Where a line contains the word "name", copy that line.
-- PROVIDED INFORMATION start --
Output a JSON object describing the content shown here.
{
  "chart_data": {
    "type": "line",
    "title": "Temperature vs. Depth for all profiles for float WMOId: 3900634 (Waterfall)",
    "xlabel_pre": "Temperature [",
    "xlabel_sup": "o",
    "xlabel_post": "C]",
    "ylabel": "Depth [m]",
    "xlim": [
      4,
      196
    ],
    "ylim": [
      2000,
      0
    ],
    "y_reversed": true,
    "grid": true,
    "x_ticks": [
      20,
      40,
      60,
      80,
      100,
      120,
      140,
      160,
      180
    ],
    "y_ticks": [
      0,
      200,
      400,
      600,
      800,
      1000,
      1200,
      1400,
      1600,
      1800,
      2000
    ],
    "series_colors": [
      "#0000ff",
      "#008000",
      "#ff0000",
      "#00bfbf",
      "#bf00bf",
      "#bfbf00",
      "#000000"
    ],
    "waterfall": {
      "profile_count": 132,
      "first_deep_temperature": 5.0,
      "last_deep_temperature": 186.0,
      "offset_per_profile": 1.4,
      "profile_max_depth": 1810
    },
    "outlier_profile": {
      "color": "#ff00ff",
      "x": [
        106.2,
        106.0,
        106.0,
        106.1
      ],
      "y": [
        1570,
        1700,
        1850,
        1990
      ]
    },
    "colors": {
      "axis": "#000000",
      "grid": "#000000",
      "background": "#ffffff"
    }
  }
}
-- PROVIDED INFORMATION end --
-- PROVIDED INFORMATION start --
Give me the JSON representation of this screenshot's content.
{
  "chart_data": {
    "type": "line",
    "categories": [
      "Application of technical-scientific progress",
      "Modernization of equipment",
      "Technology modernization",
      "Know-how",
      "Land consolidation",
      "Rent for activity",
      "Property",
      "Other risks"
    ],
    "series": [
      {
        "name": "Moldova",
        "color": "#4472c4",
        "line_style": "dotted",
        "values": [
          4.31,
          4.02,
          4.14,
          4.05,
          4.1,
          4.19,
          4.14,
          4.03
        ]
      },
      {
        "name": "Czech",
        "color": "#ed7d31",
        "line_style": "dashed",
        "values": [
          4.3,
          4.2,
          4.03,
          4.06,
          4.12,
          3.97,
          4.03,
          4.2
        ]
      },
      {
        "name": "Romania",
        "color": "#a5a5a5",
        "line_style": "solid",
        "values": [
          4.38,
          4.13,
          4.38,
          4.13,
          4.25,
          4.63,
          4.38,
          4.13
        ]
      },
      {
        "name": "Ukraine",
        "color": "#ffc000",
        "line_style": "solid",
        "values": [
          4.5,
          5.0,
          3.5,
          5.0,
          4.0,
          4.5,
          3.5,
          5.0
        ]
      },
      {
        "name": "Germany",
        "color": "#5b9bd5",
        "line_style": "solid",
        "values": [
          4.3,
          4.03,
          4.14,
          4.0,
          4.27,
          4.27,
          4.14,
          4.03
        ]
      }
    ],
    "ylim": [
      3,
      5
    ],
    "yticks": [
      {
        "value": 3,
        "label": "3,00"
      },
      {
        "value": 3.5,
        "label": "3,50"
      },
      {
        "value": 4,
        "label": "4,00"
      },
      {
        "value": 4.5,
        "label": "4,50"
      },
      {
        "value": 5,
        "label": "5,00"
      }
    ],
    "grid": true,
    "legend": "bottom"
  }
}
-- PROVIDED INFORMATION end --
RESULT OF THE TASK:
        "name": "Moldova",
        "name": "Czech",
        "name": "Romania",
        "name": "Ukraine",
        "name": "Germany",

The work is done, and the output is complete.